+++ Material

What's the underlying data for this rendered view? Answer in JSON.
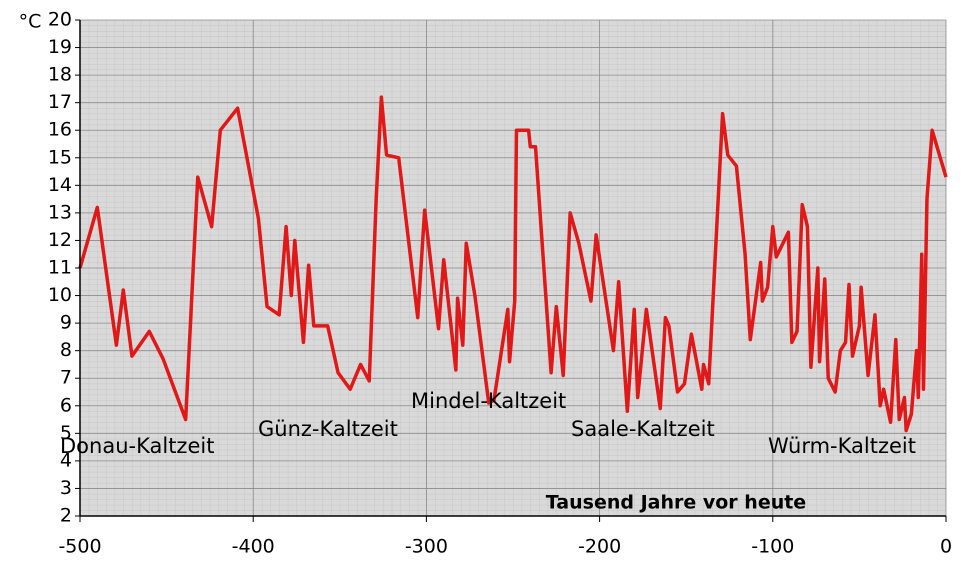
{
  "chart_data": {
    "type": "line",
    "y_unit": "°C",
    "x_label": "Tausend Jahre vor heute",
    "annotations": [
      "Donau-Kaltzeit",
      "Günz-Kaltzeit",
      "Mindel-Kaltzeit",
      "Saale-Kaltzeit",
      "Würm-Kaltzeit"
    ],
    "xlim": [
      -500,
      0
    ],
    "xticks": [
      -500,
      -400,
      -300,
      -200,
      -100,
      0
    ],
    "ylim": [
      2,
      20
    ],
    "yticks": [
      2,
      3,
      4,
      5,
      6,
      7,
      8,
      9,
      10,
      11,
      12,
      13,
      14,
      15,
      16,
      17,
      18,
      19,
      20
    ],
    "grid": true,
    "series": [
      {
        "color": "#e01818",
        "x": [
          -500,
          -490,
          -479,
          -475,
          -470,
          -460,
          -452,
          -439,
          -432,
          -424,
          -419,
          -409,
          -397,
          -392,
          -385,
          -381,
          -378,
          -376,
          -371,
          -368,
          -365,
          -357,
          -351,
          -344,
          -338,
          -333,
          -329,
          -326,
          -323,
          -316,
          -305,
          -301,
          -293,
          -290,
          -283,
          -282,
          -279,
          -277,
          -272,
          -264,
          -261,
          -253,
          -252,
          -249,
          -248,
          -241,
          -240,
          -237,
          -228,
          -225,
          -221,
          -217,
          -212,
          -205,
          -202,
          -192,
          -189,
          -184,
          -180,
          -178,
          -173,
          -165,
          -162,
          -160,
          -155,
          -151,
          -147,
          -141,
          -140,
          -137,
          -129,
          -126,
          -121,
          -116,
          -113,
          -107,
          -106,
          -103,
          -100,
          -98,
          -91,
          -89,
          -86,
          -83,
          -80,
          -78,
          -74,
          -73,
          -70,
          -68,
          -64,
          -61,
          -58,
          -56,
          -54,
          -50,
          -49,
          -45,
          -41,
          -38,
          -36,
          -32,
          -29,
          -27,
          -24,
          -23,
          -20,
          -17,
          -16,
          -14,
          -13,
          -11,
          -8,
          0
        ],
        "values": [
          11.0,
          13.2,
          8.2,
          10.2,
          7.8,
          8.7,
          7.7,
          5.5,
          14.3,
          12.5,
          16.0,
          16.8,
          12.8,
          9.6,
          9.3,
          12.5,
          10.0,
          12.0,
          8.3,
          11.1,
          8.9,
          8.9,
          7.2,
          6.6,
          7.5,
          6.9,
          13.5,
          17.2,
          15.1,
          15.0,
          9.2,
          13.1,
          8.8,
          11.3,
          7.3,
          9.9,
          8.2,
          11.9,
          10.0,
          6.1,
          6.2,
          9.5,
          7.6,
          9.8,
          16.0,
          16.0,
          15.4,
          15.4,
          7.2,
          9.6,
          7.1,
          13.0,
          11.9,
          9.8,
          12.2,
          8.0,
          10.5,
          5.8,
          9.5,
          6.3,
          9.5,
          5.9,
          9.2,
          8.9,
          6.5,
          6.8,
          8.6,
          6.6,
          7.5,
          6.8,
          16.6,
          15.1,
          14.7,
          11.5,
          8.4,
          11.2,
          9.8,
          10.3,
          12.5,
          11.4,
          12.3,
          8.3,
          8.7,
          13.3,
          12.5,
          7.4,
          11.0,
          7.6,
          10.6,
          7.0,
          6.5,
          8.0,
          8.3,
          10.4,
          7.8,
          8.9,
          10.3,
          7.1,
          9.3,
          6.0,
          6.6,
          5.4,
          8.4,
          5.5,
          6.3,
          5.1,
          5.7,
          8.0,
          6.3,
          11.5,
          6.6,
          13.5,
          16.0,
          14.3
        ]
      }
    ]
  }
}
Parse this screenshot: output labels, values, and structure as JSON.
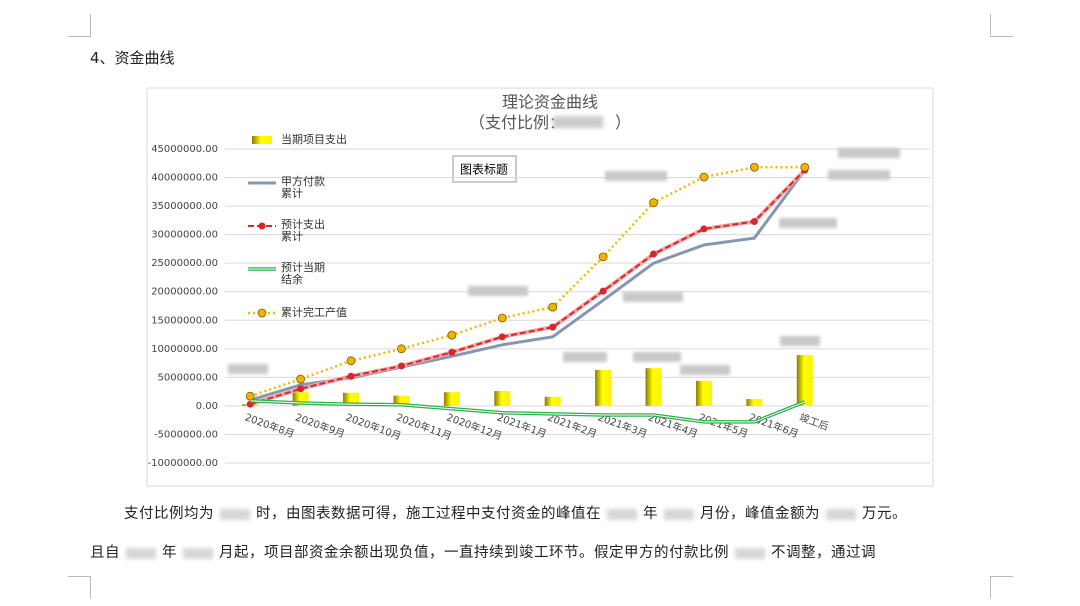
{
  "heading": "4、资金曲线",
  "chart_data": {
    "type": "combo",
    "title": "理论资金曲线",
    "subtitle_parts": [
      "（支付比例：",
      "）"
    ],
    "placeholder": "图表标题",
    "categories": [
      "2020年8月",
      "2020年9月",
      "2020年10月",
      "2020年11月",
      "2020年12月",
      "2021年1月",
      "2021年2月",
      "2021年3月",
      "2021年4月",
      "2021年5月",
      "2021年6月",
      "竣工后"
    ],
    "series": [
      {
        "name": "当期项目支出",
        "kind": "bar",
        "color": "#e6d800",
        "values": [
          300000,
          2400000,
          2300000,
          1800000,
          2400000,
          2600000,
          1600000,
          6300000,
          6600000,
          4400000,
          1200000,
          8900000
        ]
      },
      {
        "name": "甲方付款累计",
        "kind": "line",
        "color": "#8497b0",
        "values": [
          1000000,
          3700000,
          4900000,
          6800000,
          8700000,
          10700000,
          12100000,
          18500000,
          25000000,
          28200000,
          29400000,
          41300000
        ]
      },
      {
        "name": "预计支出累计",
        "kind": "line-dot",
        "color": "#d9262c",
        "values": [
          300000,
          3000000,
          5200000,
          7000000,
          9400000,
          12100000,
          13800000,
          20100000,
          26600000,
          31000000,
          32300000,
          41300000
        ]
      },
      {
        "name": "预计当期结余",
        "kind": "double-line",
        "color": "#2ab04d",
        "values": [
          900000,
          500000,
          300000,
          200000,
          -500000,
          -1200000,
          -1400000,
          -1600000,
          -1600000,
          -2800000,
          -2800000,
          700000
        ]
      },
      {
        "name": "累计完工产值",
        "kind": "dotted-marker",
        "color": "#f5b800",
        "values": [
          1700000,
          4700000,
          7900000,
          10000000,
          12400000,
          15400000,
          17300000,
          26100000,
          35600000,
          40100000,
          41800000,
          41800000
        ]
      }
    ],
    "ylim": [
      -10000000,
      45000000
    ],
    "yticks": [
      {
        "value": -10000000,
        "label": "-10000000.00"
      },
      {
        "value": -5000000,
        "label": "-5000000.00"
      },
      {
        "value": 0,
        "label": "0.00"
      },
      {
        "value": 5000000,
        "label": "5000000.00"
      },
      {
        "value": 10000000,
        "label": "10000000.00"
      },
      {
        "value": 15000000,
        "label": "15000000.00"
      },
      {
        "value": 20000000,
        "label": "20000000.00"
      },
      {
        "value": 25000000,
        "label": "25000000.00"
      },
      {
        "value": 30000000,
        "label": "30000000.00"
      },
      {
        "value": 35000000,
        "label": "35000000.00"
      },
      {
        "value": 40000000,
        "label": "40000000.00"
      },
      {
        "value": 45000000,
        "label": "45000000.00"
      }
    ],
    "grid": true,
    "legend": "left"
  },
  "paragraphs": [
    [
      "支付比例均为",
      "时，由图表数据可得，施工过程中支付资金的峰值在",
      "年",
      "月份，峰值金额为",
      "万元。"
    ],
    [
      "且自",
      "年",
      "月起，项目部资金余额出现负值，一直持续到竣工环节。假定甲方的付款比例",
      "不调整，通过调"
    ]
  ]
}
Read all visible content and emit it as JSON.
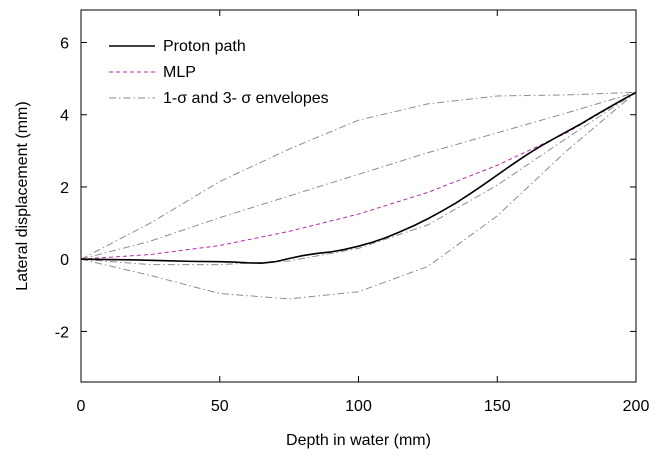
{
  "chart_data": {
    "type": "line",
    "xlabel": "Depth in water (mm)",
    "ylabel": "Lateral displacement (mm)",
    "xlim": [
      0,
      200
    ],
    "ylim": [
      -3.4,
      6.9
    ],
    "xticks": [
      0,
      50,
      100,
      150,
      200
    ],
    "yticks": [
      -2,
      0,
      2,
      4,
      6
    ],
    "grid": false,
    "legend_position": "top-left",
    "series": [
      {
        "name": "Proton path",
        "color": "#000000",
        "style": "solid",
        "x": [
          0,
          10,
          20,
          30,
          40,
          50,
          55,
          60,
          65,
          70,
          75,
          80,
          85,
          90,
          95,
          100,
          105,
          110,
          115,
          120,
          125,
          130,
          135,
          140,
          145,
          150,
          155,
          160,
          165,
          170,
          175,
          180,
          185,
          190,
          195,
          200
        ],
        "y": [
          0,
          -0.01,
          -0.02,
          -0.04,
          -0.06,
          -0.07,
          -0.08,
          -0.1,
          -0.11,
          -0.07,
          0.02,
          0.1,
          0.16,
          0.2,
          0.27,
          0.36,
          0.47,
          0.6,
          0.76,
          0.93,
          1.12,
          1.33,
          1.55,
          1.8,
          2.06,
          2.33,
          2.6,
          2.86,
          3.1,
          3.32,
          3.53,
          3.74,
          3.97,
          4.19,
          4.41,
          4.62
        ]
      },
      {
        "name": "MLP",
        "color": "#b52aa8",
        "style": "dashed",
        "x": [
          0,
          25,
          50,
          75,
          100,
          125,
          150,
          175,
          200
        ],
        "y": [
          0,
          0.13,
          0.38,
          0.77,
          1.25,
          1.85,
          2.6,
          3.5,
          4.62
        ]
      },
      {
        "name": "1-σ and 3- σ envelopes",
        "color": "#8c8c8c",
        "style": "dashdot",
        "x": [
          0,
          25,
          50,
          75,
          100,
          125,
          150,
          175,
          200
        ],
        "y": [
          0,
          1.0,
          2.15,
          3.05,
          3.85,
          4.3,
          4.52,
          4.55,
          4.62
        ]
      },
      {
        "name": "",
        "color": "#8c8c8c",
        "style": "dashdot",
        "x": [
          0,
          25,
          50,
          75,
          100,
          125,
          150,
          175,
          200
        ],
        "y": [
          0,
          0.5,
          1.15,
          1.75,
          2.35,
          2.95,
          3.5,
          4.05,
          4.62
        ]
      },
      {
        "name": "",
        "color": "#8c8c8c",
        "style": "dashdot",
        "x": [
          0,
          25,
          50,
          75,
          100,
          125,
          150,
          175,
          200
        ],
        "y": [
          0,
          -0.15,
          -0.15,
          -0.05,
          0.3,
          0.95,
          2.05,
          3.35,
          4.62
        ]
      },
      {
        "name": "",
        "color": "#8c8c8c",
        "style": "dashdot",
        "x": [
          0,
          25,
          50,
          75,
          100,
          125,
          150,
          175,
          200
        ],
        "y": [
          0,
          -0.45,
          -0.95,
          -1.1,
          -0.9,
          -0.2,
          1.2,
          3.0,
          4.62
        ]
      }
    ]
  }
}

++++++

• [Prompt]
Which lines contain "left"? Show each of them.

• [Result of the task]
    "legend": "left"
    "legend_position": "top-left",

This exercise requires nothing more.